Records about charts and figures
================================

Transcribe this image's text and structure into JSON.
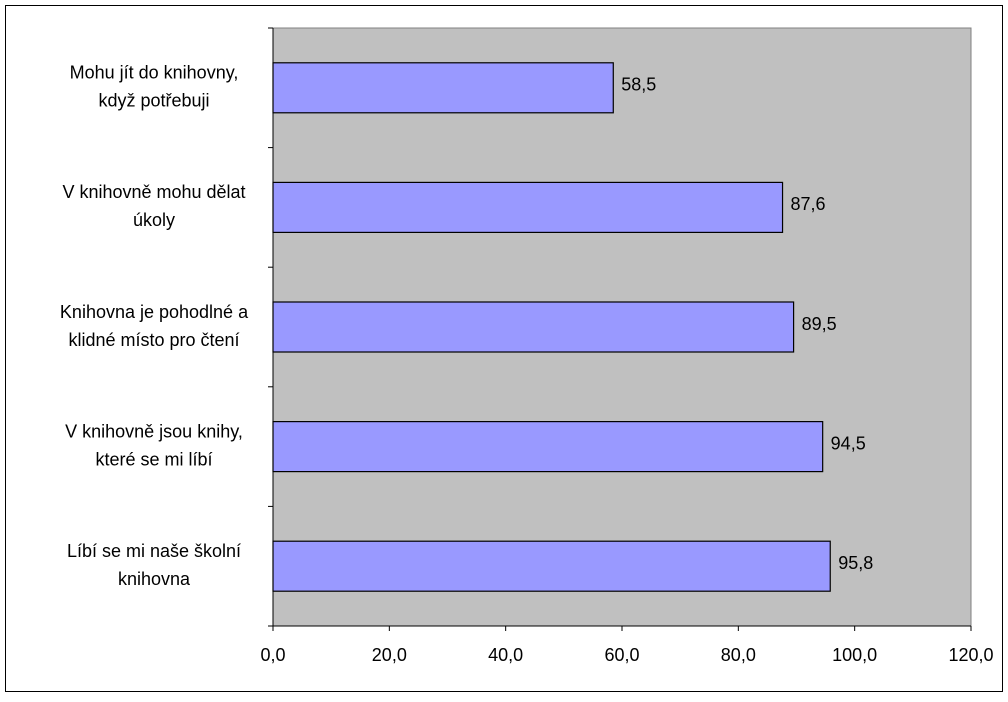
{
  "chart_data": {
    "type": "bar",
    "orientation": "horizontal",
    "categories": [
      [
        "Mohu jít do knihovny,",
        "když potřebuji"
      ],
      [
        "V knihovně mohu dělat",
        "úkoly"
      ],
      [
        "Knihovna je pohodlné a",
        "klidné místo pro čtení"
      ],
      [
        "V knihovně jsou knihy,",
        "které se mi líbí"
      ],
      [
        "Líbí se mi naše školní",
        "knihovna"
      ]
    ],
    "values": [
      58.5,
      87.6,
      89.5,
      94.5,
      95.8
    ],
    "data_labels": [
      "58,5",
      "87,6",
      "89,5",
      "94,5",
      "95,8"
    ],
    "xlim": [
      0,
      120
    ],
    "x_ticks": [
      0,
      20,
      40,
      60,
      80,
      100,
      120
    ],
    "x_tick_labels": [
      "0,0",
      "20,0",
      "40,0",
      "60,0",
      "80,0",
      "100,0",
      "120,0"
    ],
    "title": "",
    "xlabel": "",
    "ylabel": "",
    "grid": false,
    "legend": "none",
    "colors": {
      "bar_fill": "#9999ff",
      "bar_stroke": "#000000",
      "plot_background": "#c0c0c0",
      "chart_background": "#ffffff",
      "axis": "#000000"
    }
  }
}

================================

_Short problem_.
Quote every line word for word and keep the images out of the copy.

_Exercise response_.
Transcribe this image's text and structure into JSON.
{
  "chart_data": {
    "type": "bar",
    "orientation": "horizontal",
    "categories": [
      [
        "Mohu jít do knihovny,",
        "když potřebuji"
      ],
      [
        "V knihovně mohu dělat",
        "úkoly"
      ],
      [
        "Knihovna je pohodlné a",
        "klidné místo pro čtení"
      ],
      [
        "V knihovně jsou knihy,",
        "které se mi líbí"
      ],
      [
        "Líbí se mi naše školní",
        "knihovna"
      ]
    ],
    "values": [
      58.5,
      87.6,
      89.5,
      94.5,
      95.8
    ],
    "data_labels": [
      "58,5",
      "87,6",
      "89,5",
      "94,5",
      "95,8"
    ],
    "xlim": [
      0,
      120
    ],
    "x_ticks": [
      0,
      20,
      40,
      60,
      80,
      100,
      120
    ],
    "x_tick_labels": [
      "0,0",
      "20,0",
      "40,0",
      "60,0",
      "80,0",
      "100,0",
      "120,0"
    ],
    "title": "",
    "xlabel": "",
    "ylabel": "",
    "grid": false,
    "legend": "none",
    "colors": {
      "bar_fill": "#9999ff",
      "bar_stroke": "#000000",
      "plot_background": "#c0c0c0",
      "chart_background": "#ffffff",
      "axis": "#000000"
    }
  }
}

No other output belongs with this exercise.